Job
Pick out each line containing the string "data" and copy it.
....
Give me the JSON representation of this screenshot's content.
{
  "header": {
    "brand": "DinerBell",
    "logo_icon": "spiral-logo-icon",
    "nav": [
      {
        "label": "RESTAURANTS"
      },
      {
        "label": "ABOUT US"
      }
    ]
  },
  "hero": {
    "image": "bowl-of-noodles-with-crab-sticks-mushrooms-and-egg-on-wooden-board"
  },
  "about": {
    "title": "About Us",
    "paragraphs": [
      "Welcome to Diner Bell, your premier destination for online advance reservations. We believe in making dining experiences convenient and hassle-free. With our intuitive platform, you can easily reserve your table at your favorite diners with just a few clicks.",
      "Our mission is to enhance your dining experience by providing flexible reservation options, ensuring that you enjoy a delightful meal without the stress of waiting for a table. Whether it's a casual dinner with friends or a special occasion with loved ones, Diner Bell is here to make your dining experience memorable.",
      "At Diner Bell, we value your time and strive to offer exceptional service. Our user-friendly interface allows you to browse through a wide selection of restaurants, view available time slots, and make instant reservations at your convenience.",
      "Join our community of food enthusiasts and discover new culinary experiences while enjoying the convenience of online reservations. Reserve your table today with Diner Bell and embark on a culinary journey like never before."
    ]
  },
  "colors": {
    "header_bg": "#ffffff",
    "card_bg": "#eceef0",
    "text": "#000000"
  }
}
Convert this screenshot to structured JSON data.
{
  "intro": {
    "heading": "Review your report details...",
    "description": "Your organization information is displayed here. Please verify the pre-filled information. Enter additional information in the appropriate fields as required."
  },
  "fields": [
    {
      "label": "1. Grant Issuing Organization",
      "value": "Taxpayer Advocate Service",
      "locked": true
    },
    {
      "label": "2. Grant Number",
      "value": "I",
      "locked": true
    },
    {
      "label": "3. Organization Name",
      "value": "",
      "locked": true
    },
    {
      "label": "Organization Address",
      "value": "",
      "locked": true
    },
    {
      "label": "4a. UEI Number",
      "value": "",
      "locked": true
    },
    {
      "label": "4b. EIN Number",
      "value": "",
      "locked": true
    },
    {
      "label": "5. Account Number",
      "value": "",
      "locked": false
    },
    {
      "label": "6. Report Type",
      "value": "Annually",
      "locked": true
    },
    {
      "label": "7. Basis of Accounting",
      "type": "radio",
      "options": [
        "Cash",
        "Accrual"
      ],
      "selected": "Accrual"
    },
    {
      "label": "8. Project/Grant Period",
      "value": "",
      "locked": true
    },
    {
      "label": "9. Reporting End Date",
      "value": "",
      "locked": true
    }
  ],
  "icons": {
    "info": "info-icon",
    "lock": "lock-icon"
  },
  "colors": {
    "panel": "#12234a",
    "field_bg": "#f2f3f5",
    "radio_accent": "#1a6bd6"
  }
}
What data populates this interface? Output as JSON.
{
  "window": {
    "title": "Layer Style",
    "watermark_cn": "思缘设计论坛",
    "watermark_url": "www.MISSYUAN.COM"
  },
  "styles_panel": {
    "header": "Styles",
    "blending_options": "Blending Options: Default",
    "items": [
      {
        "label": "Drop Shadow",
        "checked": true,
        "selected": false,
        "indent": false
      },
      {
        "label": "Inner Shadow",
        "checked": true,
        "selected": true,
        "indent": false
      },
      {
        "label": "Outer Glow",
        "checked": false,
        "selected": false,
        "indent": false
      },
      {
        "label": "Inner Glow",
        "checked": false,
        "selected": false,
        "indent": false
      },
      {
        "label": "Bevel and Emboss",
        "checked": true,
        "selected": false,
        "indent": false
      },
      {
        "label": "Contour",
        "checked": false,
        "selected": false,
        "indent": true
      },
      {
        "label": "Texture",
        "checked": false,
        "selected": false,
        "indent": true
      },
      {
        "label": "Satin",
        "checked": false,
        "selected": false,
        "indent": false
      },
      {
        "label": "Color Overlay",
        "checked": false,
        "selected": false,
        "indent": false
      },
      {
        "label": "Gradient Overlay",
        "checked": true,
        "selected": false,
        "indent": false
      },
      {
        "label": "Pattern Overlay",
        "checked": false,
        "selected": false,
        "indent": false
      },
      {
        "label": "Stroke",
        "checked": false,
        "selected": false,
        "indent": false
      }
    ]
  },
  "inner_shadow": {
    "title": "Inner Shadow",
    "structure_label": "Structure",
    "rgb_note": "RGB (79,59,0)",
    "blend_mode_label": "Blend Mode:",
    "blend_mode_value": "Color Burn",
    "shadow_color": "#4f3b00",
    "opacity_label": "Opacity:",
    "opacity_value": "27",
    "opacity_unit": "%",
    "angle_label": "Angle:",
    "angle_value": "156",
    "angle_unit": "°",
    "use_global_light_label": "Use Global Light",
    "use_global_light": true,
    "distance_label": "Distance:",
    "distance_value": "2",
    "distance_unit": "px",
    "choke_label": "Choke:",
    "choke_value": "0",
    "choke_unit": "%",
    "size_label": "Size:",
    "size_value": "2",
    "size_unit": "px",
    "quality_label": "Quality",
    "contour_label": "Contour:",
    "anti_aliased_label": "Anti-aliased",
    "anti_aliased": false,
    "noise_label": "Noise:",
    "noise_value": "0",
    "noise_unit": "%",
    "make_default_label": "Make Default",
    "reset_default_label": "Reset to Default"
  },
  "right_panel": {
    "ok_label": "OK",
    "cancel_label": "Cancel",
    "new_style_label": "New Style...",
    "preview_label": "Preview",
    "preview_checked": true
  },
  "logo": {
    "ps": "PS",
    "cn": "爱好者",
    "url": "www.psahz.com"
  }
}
....
Solution for this task
Convert this screenshot to structured JSON data.
What data populates this interface? Output as JSON.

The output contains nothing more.